• **TO DO**
Copy every line of the data in which the word "conditions" occurs.

[Excerpt from a dataset]

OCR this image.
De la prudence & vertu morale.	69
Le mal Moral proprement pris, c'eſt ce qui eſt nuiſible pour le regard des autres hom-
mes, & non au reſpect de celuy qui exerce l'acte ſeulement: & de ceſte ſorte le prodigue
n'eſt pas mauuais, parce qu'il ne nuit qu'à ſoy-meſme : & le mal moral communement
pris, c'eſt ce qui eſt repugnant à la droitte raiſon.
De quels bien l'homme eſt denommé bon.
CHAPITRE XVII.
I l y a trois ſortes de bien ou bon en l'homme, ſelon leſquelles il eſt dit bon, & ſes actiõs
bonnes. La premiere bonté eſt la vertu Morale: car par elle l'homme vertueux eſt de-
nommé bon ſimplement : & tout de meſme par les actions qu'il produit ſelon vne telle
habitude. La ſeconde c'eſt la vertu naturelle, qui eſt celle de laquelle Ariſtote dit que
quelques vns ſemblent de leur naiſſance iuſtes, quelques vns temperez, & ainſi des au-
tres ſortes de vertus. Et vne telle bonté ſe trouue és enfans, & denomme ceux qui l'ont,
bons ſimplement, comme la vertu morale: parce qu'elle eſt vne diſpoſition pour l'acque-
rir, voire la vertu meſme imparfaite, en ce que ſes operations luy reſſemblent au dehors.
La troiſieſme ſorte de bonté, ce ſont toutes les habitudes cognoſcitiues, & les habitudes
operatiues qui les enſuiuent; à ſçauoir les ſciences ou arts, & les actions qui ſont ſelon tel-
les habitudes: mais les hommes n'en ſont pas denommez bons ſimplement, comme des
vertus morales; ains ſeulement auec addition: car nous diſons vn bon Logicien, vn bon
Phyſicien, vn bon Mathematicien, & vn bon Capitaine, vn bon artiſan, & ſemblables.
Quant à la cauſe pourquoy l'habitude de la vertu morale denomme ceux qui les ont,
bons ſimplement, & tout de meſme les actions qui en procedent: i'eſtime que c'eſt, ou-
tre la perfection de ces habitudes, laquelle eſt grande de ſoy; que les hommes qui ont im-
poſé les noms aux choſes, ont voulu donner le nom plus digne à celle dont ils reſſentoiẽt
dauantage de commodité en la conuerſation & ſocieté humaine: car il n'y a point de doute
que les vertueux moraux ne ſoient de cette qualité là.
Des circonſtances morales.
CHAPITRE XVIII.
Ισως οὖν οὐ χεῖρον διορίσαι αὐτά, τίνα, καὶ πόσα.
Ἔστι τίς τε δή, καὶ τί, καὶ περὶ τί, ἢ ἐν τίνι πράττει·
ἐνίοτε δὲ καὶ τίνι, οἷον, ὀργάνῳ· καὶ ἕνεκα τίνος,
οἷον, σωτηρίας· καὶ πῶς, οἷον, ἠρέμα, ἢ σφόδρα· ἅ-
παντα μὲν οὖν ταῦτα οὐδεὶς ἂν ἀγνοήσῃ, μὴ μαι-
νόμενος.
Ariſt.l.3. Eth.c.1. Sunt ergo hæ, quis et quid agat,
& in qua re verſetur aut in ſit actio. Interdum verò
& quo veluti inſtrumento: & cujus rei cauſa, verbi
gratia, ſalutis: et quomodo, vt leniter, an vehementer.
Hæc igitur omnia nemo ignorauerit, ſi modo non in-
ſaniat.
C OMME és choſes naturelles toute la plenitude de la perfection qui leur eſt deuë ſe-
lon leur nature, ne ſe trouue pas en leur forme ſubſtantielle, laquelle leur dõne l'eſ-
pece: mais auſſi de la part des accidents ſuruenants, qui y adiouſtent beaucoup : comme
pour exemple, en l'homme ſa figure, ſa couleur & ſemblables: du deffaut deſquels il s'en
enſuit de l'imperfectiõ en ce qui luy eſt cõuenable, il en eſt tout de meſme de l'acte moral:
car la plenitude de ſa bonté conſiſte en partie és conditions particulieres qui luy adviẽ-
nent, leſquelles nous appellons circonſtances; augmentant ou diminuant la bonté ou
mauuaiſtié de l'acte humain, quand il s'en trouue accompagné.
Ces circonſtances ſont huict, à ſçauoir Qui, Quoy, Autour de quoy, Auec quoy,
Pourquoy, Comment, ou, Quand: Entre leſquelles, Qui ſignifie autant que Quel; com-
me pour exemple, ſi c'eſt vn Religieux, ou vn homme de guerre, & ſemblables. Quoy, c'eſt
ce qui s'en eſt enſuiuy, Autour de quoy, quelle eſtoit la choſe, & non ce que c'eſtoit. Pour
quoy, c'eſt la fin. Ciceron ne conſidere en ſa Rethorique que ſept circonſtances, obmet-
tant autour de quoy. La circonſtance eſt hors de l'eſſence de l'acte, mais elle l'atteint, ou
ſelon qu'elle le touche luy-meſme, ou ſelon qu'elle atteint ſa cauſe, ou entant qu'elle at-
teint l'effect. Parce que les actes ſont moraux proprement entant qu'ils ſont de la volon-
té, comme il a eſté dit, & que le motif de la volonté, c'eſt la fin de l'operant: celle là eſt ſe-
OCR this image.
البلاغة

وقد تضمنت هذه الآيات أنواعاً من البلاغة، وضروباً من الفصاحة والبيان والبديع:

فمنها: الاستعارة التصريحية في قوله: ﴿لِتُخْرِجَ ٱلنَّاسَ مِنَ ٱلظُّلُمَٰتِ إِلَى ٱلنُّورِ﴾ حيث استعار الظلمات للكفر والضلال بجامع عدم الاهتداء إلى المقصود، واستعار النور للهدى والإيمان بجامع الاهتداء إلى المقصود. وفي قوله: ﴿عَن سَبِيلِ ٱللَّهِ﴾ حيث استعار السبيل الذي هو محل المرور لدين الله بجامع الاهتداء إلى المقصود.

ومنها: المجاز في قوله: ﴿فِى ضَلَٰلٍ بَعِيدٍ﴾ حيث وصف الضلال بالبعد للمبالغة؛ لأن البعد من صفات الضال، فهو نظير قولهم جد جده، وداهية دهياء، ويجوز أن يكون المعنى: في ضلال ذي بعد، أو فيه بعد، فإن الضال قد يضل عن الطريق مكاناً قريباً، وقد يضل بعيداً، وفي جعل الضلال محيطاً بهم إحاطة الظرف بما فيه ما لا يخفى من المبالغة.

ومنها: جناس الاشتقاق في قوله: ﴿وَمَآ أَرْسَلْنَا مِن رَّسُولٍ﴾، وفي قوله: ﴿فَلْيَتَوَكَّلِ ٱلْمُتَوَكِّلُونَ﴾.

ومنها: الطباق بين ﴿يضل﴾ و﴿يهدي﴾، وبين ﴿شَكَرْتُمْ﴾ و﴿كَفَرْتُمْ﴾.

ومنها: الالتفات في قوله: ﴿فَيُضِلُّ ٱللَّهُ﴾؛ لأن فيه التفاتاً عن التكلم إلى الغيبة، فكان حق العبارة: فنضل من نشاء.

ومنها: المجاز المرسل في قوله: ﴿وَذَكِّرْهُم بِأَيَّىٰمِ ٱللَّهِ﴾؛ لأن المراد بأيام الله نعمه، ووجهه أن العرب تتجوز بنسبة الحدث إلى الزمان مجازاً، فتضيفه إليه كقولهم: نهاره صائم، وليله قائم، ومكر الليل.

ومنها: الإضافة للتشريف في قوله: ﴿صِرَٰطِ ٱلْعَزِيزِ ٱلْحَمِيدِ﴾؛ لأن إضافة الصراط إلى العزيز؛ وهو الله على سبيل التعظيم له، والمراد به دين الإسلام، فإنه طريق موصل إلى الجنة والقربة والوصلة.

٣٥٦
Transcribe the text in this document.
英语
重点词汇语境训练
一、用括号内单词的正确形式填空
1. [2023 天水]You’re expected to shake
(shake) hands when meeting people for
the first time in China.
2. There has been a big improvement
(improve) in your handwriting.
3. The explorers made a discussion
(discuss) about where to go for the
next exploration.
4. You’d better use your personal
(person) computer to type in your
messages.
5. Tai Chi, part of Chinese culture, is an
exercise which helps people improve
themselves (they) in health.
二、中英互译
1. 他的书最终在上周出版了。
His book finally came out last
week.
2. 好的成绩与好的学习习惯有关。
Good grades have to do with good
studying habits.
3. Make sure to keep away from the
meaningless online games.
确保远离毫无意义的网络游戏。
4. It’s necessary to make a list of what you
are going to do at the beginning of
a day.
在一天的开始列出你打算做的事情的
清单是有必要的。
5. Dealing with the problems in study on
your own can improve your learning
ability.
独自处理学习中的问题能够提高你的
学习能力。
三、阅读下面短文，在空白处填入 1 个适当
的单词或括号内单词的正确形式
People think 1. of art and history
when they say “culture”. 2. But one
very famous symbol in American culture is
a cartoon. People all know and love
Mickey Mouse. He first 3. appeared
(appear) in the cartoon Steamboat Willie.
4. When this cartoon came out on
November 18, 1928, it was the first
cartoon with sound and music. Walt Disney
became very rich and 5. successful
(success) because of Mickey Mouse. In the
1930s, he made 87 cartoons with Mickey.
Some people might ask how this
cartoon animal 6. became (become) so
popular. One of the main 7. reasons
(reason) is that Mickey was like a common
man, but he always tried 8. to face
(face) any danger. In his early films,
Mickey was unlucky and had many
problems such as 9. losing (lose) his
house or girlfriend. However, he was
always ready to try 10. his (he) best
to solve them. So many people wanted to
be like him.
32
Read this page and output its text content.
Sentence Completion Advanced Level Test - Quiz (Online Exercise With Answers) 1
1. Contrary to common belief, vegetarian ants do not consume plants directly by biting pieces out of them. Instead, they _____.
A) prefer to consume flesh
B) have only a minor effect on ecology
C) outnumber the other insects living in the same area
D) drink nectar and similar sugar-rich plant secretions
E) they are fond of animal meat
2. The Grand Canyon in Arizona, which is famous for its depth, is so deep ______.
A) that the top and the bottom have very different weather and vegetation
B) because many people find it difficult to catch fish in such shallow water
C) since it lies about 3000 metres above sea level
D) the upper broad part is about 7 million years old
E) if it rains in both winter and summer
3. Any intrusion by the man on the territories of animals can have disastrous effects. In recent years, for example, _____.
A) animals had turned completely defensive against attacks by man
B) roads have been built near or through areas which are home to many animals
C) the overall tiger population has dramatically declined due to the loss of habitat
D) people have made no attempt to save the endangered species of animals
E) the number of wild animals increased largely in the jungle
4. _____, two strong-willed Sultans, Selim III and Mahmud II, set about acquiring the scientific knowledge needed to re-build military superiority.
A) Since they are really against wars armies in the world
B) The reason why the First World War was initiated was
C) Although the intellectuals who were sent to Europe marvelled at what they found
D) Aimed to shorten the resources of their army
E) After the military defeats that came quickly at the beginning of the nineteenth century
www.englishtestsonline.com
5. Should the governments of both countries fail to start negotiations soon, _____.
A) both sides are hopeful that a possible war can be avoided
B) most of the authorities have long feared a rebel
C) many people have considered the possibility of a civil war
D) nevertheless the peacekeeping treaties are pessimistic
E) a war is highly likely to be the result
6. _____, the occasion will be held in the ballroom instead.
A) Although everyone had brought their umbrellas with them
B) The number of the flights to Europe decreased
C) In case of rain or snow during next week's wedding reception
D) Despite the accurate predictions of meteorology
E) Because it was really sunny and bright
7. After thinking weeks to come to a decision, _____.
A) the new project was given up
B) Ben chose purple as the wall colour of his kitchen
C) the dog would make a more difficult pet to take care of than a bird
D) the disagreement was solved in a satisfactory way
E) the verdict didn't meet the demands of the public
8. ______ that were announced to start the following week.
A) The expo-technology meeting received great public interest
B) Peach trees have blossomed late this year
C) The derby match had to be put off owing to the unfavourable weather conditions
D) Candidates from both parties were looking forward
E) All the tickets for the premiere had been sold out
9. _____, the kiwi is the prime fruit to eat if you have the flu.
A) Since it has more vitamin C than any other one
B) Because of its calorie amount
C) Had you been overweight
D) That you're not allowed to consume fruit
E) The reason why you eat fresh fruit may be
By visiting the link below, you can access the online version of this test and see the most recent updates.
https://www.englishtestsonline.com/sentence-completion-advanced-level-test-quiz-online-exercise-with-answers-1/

• **EXERCISE RESPONSE**
car la plenitude de ſa bonté conſiſte en partie és conditions particulieres qui luy adviẽ-
C) The derby match had to be put off owing to the unfavourable weather conditions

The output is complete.